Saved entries
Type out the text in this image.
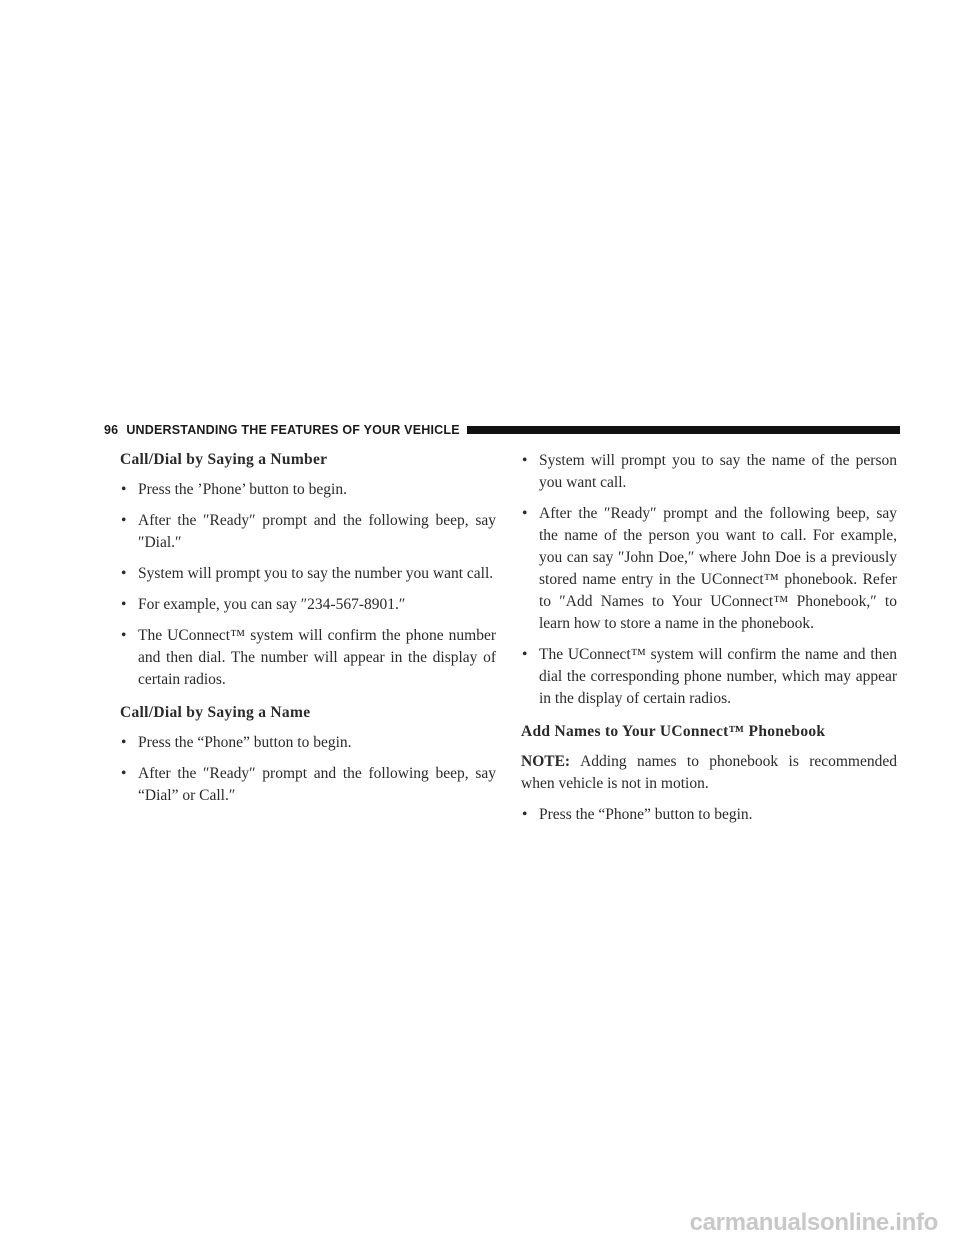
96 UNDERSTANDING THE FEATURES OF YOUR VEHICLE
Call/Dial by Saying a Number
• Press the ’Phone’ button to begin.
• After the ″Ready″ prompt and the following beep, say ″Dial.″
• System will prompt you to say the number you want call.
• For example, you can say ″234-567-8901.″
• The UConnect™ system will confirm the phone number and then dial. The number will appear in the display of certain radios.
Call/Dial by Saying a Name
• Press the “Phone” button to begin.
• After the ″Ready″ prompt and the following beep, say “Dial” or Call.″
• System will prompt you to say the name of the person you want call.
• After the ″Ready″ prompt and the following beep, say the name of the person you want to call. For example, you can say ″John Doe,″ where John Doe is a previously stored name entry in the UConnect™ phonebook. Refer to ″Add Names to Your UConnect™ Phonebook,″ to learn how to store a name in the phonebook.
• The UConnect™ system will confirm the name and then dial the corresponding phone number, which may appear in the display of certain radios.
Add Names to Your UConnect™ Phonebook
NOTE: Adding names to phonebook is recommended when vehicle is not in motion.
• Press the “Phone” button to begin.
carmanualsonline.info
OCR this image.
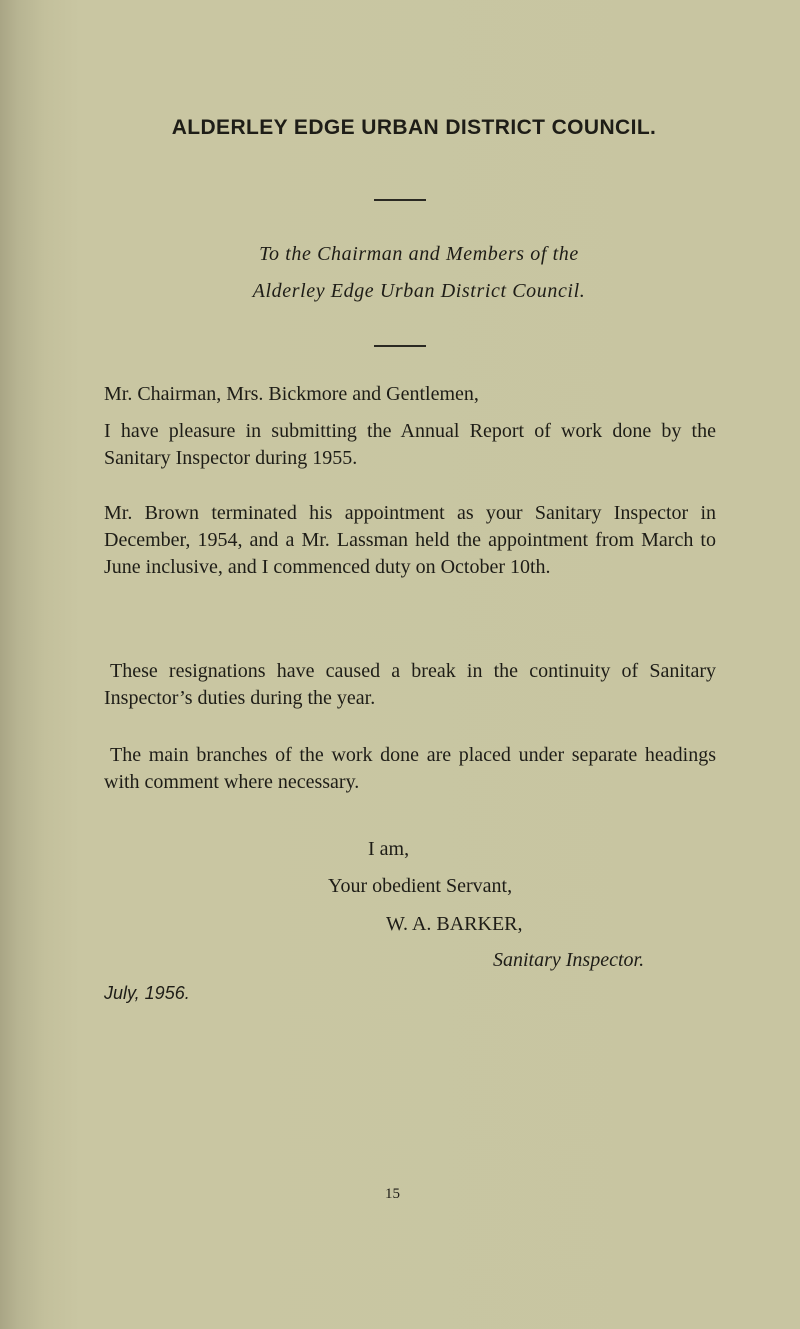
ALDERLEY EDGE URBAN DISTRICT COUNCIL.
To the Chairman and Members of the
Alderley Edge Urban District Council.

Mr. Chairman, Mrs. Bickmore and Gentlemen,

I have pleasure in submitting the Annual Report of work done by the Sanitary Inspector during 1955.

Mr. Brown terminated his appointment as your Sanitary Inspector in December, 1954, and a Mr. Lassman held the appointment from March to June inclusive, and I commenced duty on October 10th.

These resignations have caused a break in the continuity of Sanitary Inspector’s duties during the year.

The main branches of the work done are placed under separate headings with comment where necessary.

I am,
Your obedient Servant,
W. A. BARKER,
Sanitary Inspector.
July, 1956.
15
---
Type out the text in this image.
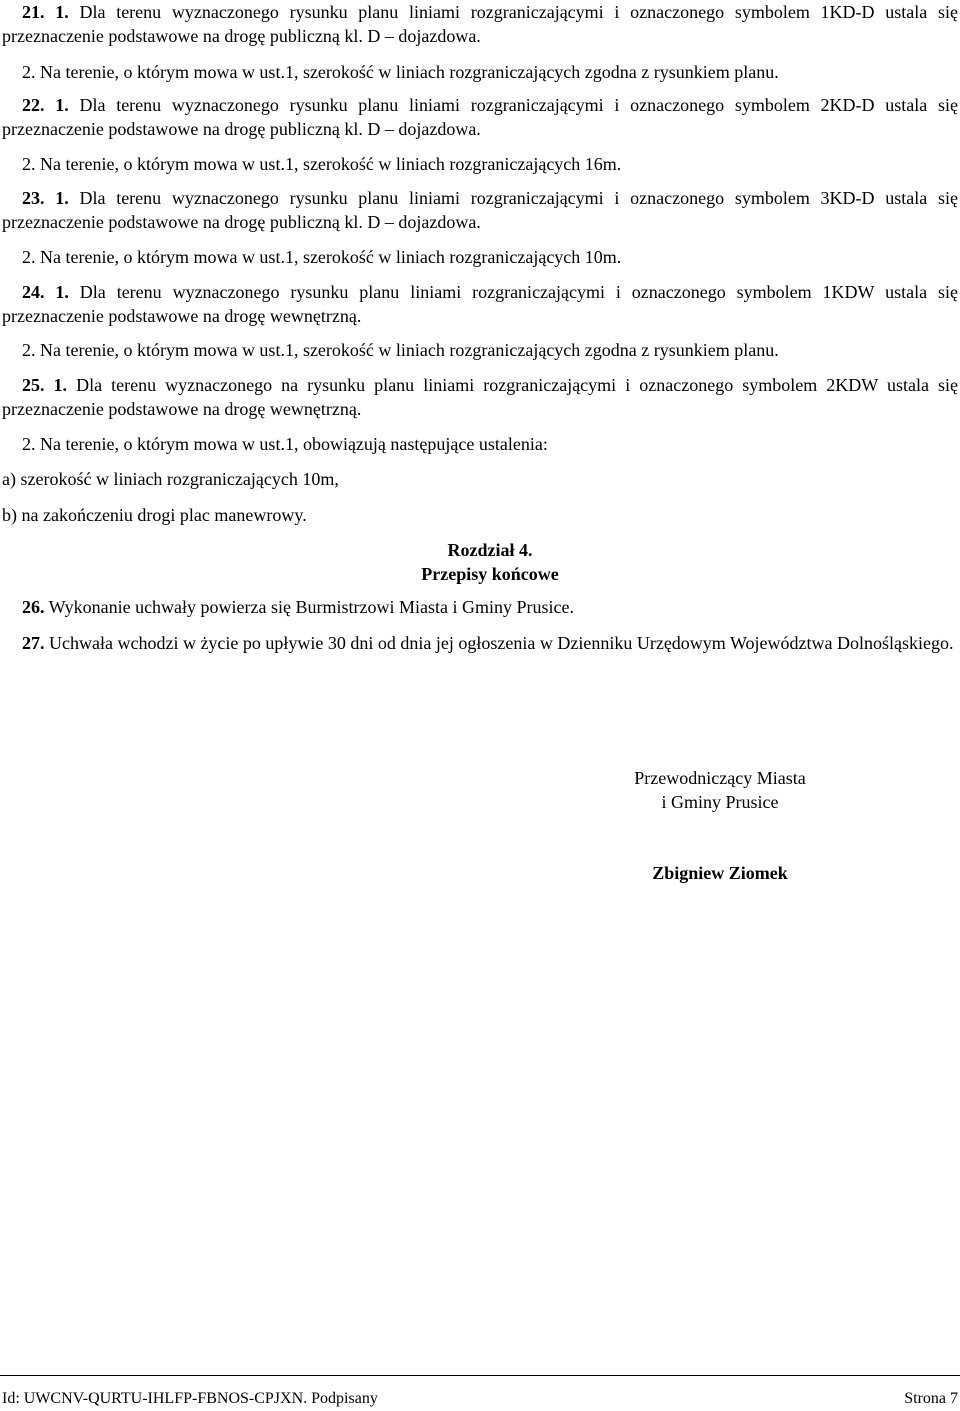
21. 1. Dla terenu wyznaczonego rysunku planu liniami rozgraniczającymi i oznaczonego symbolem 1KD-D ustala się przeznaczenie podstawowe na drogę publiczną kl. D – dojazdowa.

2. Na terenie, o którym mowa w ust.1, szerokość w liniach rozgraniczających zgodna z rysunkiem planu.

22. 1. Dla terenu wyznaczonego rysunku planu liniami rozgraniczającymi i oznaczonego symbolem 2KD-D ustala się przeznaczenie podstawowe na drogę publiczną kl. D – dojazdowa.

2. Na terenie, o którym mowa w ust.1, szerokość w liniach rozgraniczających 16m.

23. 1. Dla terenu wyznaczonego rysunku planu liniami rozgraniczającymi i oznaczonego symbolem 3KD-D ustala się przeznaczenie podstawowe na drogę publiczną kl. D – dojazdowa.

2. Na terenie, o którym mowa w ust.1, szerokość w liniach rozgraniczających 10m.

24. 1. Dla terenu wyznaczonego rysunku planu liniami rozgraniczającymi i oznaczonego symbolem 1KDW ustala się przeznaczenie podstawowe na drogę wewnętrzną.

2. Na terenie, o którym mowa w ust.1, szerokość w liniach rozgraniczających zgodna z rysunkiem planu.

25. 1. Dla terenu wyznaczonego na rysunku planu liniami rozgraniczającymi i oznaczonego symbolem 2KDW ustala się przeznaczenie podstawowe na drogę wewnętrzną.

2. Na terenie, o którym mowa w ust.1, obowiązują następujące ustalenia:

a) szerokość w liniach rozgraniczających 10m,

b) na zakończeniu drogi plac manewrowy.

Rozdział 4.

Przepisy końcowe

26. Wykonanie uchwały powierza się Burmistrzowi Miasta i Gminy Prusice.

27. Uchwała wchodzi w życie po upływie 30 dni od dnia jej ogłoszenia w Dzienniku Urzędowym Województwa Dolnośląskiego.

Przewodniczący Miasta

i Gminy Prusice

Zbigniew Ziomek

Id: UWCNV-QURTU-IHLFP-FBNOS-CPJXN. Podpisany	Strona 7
==
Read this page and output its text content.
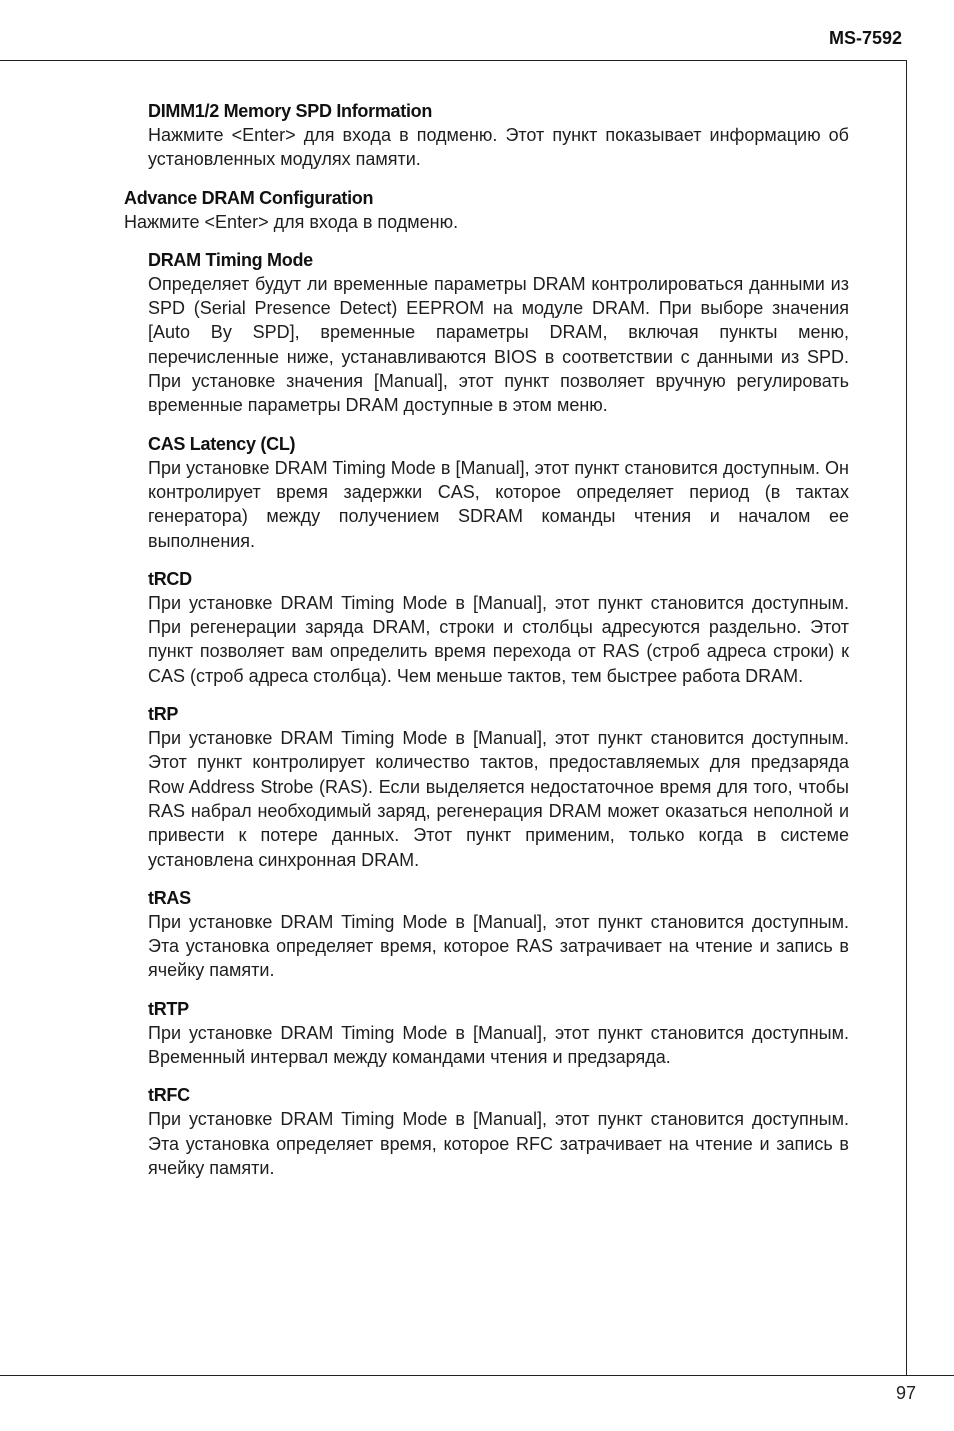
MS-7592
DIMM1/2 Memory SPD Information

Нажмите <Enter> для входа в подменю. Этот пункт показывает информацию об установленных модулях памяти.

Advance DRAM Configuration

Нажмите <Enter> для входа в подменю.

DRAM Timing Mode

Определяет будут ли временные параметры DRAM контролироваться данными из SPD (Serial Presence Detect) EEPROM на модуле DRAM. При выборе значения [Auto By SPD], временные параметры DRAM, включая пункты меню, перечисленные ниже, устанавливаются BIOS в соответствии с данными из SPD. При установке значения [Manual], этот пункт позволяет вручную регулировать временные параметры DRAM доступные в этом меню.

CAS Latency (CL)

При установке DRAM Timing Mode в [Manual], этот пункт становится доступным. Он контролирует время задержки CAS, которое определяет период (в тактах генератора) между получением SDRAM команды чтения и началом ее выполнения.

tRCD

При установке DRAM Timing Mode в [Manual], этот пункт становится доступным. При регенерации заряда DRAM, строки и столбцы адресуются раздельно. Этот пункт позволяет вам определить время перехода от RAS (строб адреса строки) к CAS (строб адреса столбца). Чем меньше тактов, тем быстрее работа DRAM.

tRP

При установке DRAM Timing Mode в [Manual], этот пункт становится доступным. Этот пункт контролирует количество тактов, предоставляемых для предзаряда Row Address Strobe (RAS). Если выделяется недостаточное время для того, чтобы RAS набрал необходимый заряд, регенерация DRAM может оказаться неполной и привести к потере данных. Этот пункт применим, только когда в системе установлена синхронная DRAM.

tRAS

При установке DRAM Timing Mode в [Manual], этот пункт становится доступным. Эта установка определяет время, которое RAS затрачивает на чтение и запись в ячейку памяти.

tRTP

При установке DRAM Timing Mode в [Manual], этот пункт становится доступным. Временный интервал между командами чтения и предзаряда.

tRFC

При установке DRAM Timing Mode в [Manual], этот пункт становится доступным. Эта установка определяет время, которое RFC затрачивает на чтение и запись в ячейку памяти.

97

### EXERCISE DIRECTIONS
Read the data above and pull out each line that holds the string "certain".

### TASK RESULT
• The UConnect™ system will confirm the phone number and then dial. The number will appear in the display of certain radios.
• The UConnect™ system will confirm the name and then dial the corresponding phone number, which may appear in the display of certain radios.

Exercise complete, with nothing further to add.